General characteristics
- Tonnage: 306 BRT
- Displacement: 400 tons
- Length: 181 ft (55 m)
- Beam: 28 ft (8.5 m)
- Draft: 13.1 ft (4.0 m)
- Propulsion: sail, 520 hp diesel
- Complement: 50
- Notes: Sail area: 1200 m²

= Fryderyk Chopin (ship) =

Polish brig-rigged sailing-ship

Fryderyk Chopin is a Polish brig-rigged sailing-ship.

==History==
The ship was designed by Polish naval architect Zygmunt Choreń, named in honour of the early to mid 19th century Polish composer Fryderyk Chopin, and launched in 1992 in the Dora Shipyard, Gdynia, Poland. She was chartered for a year by West Island College (Class Afloat) in Nova Scotia to expand their Tall Ship educational program. After that, she was operated by the European School of Law and Administration, a private university in Poland.

On 29 October 2010 the vessel was reported as in distress 100 miles off the Isles of Scilly having lost both masts in gale force winds and heavy seas. She was on a three and a half month cruise from the Netherlands to the Caribbean with 47 crew aboard including 36 trainees aged 14 years. Although there was an engine the ship's master was unwilling to use it for fear of trailing debris snagging on the propeller. There were no reported injuries. The ship was towed into the sheltered waters of Falmouth Bay after 100 miles and three days on tow by a small fishing trawler Nova Spero; whose Captain, Shaun Edwards answered the Mayday call.
◇ ◇ ◇ ◇ ◇
### Activity list
1. In the Fryderyk Chopin text, reproduce word for word the part that begins at "- Beam: 28 ft" and stops after "university in Poland.".
2. According to the Fryderyk Chopin text, who was the captain of the fishing trawler that answered the Mayday call?
3. Condense the Fryderyk Chopin text's paragraph starting "On 29 October 2010" into a shorter version that keeps its main facts.
The entries that follow the Fryderyk Chopin text don't affect these tasks.
◇ ◇ ◇ ◇ ◇
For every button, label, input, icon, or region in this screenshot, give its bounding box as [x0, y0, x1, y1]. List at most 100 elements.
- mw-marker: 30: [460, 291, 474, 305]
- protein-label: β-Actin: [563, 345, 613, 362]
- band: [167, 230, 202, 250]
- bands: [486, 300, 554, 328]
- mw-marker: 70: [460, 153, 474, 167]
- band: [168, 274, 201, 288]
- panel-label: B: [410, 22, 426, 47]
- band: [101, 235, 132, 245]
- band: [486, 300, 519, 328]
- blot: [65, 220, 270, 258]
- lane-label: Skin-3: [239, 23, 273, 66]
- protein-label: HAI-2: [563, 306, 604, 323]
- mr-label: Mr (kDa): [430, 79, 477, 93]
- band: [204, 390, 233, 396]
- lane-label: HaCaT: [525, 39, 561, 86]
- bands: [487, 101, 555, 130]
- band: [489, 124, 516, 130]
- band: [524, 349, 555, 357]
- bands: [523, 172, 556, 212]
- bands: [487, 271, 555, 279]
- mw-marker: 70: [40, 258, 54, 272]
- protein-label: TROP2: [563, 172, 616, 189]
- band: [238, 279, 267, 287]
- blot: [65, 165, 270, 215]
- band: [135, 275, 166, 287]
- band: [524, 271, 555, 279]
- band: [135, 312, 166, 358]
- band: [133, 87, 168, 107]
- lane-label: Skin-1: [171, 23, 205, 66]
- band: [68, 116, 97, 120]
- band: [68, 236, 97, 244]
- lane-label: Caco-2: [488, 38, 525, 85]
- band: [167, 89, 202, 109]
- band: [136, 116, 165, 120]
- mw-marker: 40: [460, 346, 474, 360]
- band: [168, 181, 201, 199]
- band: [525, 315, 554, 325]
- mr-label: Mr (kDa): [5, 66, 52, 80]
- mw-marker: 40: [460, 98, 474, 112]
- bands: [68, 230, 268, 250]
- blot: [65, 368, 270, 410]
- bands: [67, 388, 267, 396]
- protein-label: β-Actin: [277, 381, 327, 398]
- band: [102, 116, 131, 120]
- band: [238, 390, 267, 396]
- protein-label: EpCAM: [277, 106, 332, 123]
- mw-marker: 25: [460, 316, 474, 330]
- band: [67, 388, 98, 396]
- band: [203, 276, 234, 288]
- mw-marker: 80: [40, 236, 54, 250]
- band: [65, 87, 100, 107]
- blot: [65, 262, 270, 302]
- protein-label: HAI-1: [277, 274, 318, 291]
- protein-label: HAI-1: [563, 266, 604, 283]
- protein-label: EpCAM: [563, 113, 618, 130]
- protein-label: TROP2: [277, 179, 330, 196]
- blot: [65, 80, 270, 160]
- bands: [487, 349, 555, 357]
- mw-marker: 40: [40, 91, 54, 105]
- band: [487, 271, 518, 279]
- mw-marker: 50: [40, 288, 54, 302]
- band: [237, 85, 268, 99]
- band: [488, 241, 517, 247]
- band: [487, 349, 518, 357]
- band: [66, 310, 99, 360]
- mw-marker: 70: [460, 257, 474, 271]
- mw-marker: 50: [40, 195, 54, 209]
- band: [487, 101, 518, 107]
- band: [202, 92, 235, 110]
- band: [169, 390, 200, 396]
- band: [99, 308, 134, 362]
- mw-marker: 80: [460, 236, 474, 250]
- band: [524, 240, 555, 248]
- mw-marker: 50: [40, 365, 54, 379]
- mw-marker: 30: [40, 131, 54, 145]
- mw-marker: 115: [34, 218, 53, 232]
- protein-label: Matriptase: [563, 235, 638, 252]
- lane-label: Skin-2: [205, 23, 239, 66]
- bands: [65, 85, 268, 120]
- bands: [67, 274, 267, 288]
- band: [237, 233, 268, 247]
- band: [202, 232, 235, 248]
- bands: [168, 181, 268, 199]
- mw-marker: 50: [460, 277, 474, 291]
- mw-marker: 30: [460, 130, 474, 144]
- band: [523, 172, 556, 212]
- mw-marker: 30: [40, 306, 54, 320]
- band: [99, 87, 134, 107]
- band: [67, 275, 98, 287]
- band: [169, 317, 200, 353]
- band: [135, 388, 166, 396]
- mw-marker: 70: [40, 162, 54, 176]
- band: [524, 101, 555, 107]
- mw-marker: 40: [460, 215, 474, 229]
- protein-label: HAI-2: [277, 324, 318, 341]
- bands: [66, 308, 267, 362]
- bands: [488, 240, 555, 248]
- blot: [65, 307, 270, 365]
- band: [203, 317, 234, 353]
◇ ◇ ◇ ◇ ◇
### Solved tasks
1.
- Beam: 28 ft (8.5 m)
- Draft: 13.1 ft (4.0 m)
- Propulsion: sail, 520 hp diesel
- Complement: 50
- Notes: Sail area: 1200 m²

= Fryderyk Chopin (ship) =

Polish brig-rigged sailing-ship

Fryderyk Chopin is a Polish brig-rigged sailing-ship.

==History==
The ship was designed by Polish naval architect Zygmunt Choreń, named in honour of the early to mid 19th century Polish composer Fryderyk Chopin, and launched in 1992 in the Dora Shipyard, Gdynia, Poland. She was chartered for a year by West Island College (Class Afloat) in Nova Scotia to expand their Tall Ship educational program. After that, she was operated by the European School of Law and Administration, a private university in Poland.

2. Shaun Edwards

3. On 29 October 2010, Fryderyk Chopin reported distress 100 miles off the Isles of Scilly after losing both masts in gale force winds and heavy seas. She was on a three and a half month cruise from the Netherlands to the Caribbean with 47 crew, including 36 trainees aged 14. The master avoided using the engine for fear that trailing debris would snag the propeller. No injuries were reported. The small fishing trawler Nova Spero, whose Captain Shaun Edwards had answered the Mayday call, towed the ship 100 miles over three days into Falmouth Bay.